## [Job]
In the entries, find all lines that hold the word "frac" and copy them.

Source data
===
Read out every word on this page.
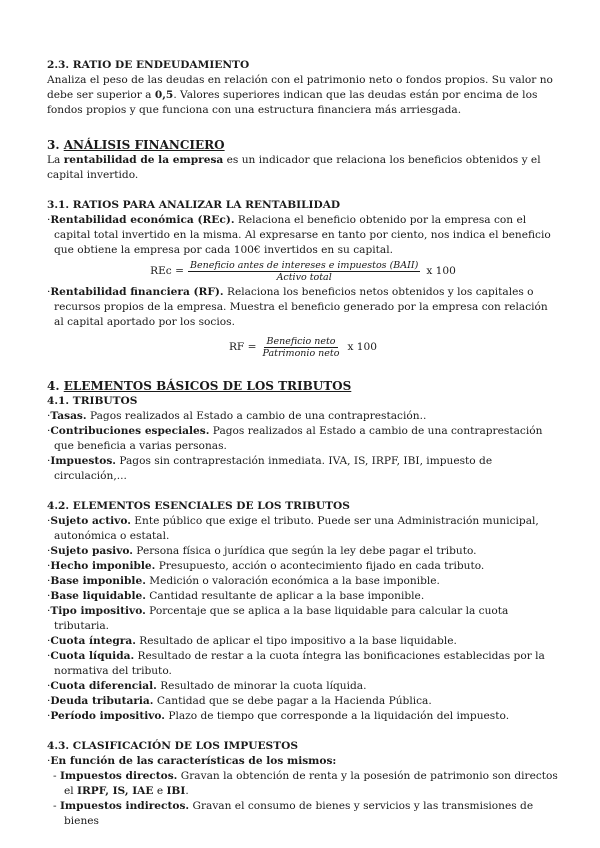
2.3. RATIO DE ENDEUDAMIENTO
Analiza el peso de las deudas en relación con el patrimonio neto o fondos propios. Su valor no debe ser superior a 0,5. Valores superiores indican que las deudas están por encima de los fondos propios y que funciona con una estructura financiera más arriesgada.
3. ANÁLISIS FINANCIERO
La rentabilidad de la empresa es un indicador que relaciona los beneficios obtenidos y el capital invertido.
3.1. RATIOS PARA ANALIZAR LA RENTABILIDAD
·Rentabilidad económica (REc). Relaciona el beneficio obtenido por la empresa con el capital total invertido en la misma. Al expresarse en tanto por ciento, nos indica el beneficio que obtiene la empresa por cada 100€ invertidos en su capital.
REc = $\frac{\text{Beneficio antes de intereses e impuestos (BAII)}}{\text{Activo total}}$ x 100
·Rentabilidad financiera (RF). Relaciona los beneficios netos obtenidos y los capitales o recursos propios de la empresa. Muestra el beneficio generado por la empresa con relación al capital aportado por los socios.
RF = $\frac{\text{Beneficio neto}}{\text{Patrimonio neto}}$ x 100
4. ELEMENTOS BÁSICOS DE LOS TRIBUTOS
4.1. TRIBUTOS
·Tasas. Pagos realizados al Estado a cambio de una contraprestación..
·Contribuciones especiales. Pagos realizados al Estado a cambio de una contraprestación que beneficia a varias personas.
·Impuestos. Pagos sin contraprestación inmediata. IVA, IS, IRPF, IBI, impuesto de circulación,...
4.2. ELEMENTOS ESENCIALES DE LOS TRIBUTOS
·Sujeto activo. Ente público que exige el tributo. Puede ser una Administración municipal, autonómica o estatal.
·Sujeto pasivo. Persona física o jurídica que según la ley debe pagar el tributo.
·Hecho imponible. Presupuesto, acción o acontecimiento fijado en cada tributo.
·Base imponible. Medición o valoración económica a la base imponible.
·Base liquidable. Cantidad resultante de aplicar a la base imponible.
·Tipo impositivo. Porcentaje que se aplica a la base liquidable para calcular la cuota tributaria.
·Cuota íntegra. Resultado de aplicar el tipo impositivo a la base liquidable.
·Cuota líquida. Resultado de restar a la cuota íntegra las bonificaciones establecidas por la normativa del tributo.
·Cuota diferencial. Resultado de minorar la cuota líquida.
·Deuda tributaria. Cantidad que se debe pagar a la Hacienda Pública.
·Período impositivo. Plazo de tiempo que corresponde a la liquidación del impuesto.
4.3. CLASIFICACIÓN DE LOS IMPUESTOS
·En función de las características de los mismos:
- Impuestos directos. Gravan la obtención de renta y la posesión de patrimonio son directos el IRPF, IS, IAE e IBI.
- Impuestos indirectos. Gravan el consumo de bienes y servicios y las transmisiones de bienes
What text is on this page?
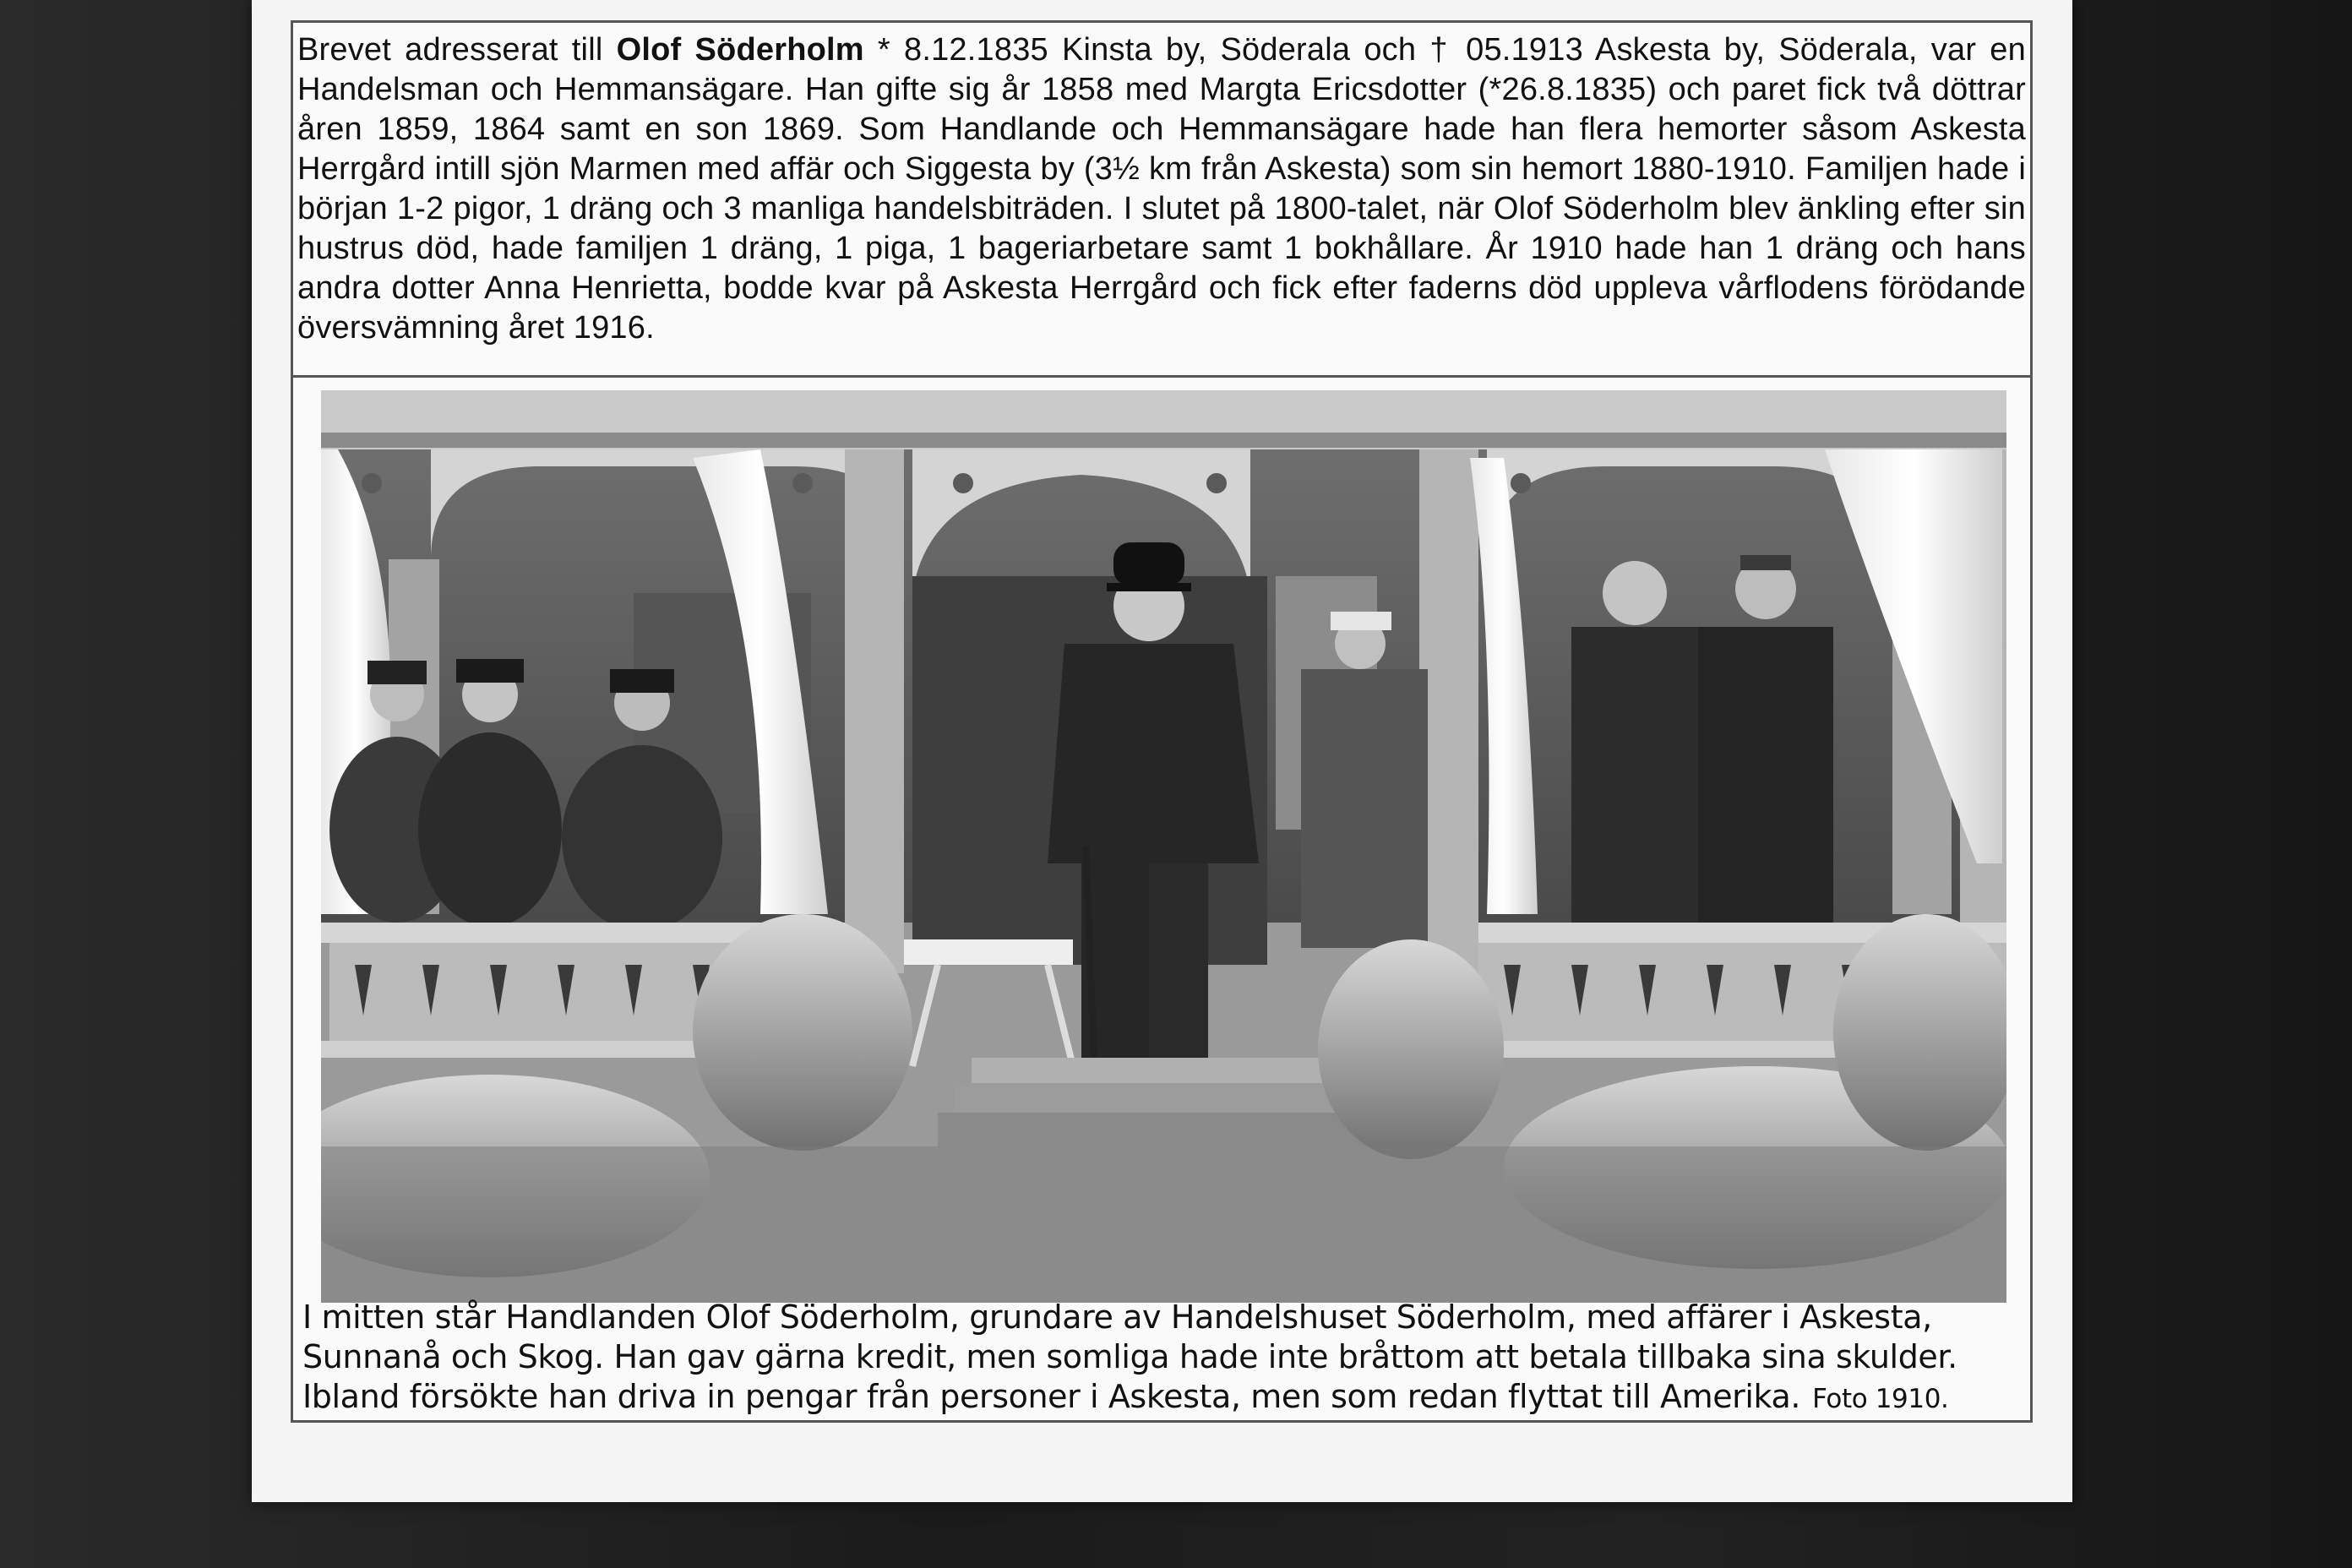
Brevet adresserat till Olof Söderholm * 8.12.1835 Kinsta by, Söderala och † 05.1913 Askesta by, Söderala, var en Handelsman och Hemmansägare. Han gifte sig år 1858 med Margta Ericsdotter (*26.8.1835) och paret fick två döttrar åren 1859, 1864 samt en son 1869. Som Handlande och Hemmansägare hade han flera hemorter såsom Askesta Herrgård intill sjön Marmen med affär och Siggesta by (3½ km från Askesta) som sin hemort 1880-1910. Familjen hade i början 1-2 pigor, 1 dräng och 3 manliga handelsbiträden. I slutet på 1800-talet, när Olof Söderholm blev änkling efter sin hustrus död, hade familjen 1 dräng, 1 piga, 1 bageriarbetare samt 1 bokhållare. År 1910 hade han 1 dräng och hans andra dotter Anna Henrietta, bodde kvar på Askesta Herrgård och fick efter faderns död uppleva vårflodens förödande översvämning året 1916.
I mitten står Handlanden Olof Söderholm, grundare av Handelshuset Söderholm, med affärer i Askesta, Sunnanå och Skog. Han gav gärna kredit, men somliga hade inte bråttom att betala tillbaka sina skulder. Ibland försökte han driva in pengar från personer i Askesta, men som redan flyttat till Amerika. Foto 1910.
===
## [Right answer]
REc = $\frac{\text{Beneficio antes de intereses e impuestos (BAII)}}{\text{Activo total}}$ x 100
RF = $\frac{\text{Beneficio neto}}{\text{Patrimonio neto}}$ x 100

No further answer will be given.